### YOUR GOAL:
Report how many lines contain the word "this"; answer with the number only.

· · · · ·

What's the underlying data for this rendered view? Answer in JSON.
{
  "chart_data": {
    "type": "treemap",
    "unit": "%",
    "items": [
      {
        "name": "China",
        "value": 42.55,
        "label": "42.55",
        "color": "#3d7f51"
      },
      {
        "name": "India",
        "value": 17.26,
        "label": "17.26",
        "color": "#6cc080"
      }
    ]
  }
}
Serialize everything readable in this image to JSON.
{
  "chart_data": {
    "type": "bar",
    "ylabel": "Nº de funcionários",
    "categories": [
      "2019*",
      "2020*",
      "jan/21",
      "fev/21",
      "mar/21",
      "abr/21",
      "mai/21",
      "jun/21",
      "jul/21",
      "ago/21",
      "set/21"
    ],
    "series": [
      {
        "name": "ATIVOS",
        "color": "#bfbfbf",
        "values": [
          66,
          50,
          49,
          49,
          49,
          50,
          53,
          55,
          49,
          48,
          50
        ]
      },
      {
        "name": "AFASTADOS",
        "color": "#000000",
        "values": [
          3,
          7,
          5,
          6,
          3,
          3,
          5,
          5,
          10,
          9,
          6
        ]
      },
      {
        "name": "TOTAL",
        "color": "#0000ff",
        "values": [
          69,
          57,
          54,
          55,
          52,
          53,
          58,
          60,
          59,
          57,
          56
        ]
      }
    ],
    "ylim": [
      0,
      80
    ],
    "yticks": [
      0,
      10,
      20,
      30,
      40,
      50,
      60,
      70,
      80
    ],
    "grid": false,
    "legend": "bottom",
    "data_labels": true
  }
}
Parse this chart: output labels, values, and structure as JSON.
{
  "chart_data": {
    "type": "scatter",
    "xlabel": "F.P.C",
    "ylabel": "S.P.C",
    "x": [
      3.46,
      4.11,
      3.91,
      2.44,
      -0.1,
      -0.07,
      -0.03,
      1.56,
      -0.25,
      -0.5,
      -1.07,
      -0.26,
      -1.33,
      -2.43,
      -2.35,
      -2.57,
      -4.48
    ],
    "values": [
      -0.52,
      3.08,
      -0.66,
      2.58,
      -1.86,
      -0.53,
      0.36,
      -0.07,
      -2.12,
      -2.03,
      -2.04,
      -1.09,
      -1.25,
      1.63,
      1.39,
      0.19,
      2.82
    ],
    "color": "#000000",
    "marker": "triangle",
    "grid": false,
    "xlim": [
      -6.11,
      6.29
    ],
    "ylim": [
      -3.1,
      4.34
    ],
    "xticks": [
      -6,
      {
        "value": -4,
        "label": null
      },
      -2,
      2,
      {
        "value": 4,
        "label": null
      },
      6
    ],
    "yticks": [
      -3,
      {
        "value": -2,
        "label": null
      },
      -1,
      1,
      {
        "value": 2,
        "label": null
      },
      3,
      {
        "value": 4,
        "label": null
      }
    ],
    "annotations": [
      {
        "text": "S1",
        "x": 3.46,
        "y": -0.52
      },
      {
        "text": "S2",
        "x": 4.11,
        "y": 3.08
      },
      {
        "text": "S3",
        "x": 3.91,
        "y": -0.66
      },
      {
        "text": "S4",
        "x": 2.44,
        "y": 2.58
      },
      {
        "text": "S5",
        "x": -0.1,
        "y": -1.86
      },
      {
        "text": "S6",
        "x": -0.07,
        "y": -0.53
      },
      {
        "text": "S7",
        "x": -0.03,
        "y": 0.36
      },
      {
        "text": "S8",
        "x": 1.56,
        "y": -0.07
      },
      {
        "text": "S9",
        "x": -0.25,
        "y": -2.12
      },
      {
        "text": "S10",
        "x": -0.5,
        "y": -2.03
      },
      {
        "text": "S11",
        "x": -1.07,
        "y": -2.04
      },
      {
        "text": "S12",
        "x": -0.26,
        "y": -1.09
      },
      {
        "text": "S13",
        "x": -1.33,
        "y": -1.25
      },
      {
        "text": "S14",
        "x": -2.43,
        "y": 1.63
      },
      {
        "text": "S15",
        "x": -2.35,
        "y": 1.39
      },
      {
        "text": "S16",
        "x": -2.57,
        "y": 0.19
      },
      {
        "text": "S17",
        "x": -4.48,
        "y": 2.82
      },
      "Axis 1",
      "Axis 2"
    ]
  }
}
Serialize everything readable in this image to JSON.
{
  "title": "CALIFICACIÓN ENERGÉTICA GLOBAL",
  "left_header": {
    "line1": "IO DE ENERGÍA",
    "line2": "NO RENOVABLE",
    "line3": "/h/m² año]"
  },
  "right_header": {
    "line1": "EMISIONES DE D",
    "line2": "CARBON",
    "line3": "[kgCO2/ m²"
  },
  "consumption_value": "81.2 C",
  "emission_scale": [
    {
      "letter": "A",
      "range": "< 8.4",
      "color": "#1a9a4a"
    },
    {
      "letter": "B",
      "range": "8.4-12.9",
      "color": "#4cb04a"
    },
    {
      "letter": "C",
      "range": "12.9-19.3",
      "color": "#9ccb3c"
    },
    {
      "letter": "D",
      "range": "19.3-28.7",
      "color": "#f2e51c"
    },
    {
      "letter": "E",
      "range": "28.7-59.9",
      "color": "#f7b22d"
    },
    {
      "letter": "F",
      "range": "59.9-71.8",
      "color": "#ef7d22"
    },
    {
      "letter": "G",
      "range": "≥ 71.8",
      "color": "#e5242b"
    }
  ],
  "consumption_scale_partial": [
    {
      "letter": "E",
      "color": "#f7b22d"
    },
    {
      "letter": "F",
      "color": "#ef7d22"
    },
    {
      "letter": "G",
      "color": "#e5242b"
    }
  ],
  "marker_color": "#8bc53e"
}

· · · · ·

### EXERCISE RESPONSE:
4